Exercise prompt: Where a line holds "from", copy it.

<<<<

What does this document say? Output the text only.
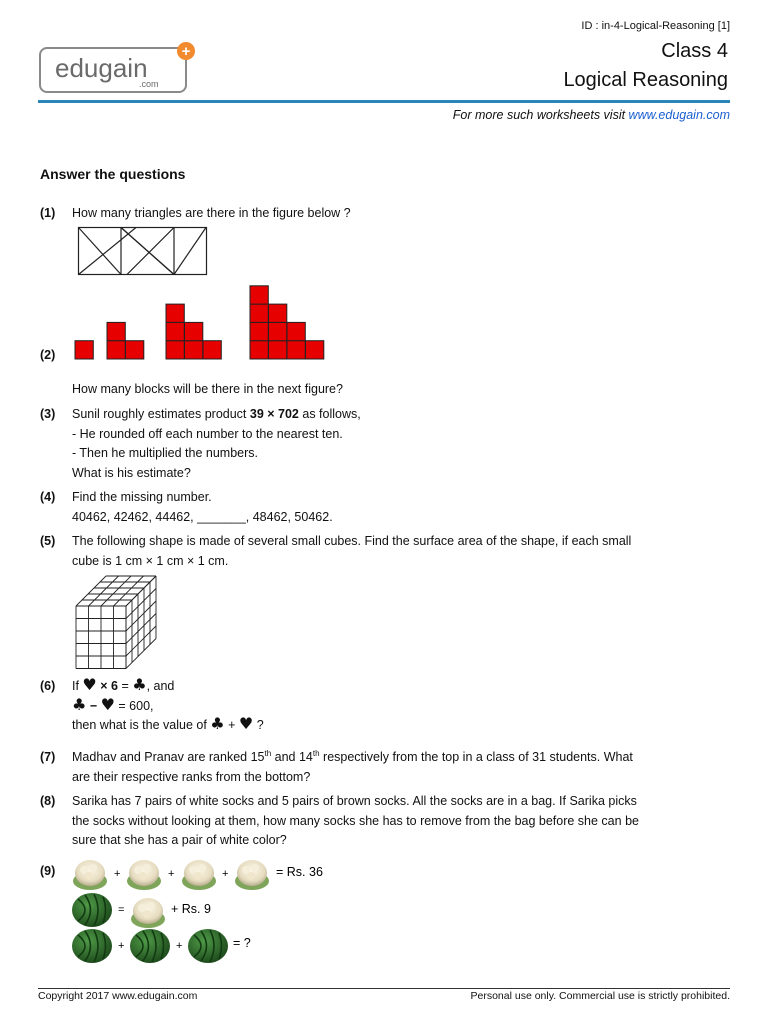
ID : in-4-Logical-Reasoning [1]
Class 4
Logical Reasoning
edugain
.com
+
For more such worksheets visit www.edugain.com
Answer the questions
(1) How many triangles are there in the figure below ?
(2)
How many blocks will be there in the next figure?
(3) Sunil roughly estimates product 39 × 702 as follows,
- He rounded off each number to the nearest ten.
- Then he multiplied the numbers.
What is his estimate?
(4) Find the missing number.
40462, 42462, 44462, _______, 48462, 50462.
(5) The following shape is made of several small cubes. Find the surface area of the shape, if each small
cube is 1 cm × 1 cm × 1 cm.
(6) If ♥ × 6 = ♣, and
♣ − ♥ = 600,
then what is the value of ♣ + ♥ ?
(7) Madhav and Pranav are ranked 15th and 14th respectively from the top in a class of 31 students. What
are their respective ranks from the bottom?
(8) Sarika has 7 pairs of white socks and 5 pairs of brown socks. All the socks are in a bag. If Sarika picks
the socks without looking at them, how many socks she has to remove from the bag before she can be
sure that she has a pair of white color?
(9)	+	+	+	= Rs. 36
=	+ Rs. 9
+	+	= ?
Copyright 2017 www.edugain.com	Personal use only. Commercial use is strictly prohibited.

>>>>
<<<<

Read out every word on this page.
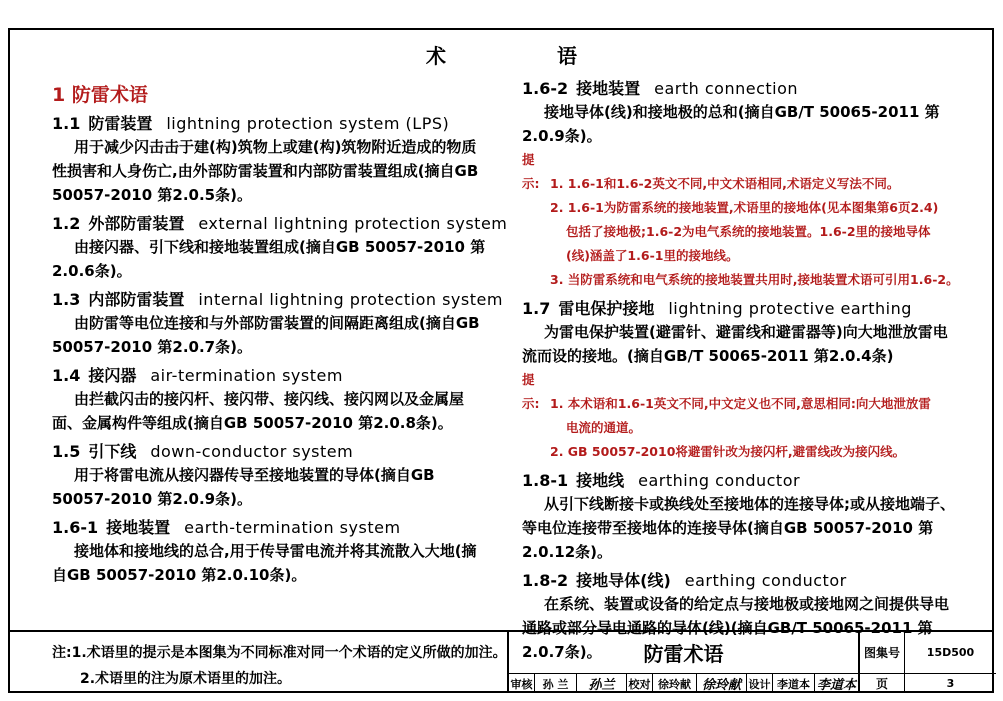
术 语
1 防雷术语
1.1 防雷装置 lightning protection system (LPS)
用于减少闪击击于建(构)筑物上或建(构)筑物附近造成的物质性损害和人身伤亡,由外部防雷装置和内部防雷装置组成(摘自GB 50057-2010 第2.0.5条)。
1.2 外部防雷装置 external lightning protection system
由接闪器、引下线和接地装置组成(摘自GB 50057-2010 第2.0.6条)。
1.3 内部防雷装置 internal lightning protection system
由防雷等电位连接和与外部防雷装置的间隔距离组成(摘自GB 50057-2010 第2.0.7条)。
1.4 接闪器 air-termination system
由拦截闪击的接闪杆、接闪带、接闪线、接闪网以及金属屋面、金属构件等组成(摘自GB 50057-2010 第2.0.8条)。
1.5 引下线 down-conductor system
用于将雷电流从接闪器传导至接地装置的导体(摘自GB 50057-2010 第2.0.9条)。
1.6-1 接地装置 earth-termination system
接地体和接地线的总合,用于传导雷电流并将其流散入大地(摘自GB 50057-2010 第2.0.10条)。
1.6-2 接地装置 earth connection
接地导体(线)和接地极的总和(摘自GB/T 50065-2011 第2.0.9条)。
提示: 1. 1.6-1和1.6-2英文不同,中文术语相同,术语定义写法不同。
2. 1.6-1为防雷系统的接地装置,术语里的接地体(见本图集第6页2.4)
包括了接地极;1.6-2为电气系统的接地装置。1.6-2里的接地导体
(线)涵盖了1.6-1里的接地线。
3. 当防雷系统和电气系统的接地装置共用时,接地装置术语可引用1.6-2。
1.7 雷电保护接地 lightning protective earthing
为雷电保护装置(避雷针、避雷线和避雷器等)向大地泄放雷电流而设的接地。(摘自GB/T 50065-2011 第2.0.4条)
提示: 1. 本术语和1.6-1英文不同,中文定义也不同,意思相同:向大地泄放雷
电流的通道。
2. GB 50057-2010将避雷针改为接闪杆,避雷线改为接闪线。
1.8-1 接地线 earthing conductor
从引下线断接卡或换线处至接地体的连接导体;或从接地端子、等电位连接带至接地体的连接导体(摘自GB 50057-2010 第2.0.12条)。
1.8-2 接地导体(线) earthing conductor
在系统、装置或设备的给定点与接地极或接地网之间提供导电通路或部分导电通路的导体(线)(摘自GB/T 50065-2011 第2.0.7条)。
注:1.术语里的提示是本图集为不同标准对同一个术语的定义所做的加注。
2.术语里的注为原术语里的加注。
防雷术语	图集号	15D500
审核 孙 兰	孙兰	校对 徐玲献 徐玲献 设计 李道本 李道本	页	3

>>>>

Exercise solution:
(7) Madhav and Pranav are ranked 15th and 14th respectively from the top in a class of 31 students. What
are their respective ranks from the bottom?
the socks without looking at them, how many socks she has to remove from the bag before she can be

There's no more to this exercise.